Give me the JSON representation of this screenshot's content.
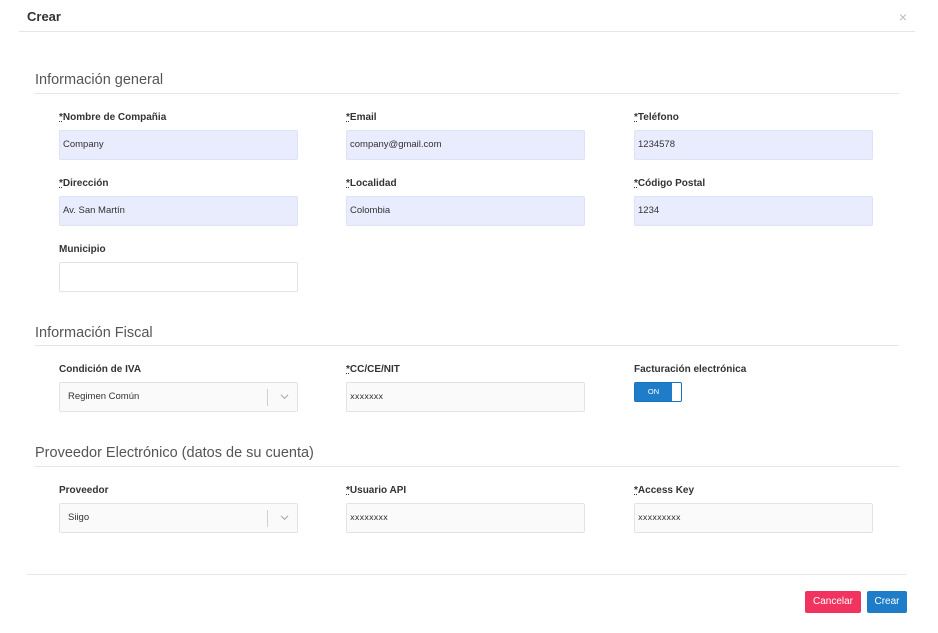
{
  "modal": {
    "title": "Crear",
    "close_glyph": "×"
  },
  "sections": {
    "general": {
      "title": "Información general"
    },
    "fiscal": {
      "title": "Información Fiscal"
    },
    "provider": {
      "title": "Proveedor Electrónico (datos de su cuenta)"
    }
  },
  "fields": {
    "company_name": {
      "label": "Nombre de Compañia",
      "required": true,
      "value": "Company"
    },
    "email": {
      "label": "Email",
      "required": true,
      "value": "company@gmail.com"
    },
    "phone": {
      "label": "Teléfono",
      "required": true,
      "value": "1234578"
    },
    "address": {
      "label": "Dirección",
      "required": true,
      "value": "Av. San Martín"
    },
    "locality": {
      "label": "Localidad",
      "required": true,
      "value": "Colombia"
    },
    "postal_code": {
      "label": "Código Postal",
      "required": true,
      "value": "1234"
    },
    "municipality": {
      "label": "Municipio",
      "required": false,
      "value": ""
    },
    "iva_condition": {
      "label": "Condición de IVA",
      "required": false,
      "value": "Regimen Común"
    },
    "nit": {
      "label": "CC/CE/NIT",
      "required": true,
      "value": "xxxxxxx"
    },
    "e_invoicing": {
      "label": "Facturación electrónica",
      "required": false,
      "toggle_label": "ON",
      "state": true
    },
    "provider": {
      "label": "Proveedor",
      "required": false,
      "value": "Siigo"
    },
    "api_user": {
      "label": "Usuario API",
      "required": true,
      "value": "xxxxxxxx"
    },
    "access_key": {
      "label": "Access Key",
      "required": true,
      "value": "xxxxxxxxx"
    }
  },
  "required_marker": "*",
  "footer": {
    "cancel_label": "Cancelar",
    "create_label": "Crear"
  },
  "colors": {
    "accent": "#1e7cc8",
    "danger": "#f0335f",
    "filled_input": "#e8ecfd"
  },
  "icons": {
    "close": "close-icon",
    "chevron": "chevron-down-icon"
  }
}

★ ★ ★

* Task requirements *
Only a number is wanted here: how many lines in the data above include the string "title"?

* Solution to this problem *
4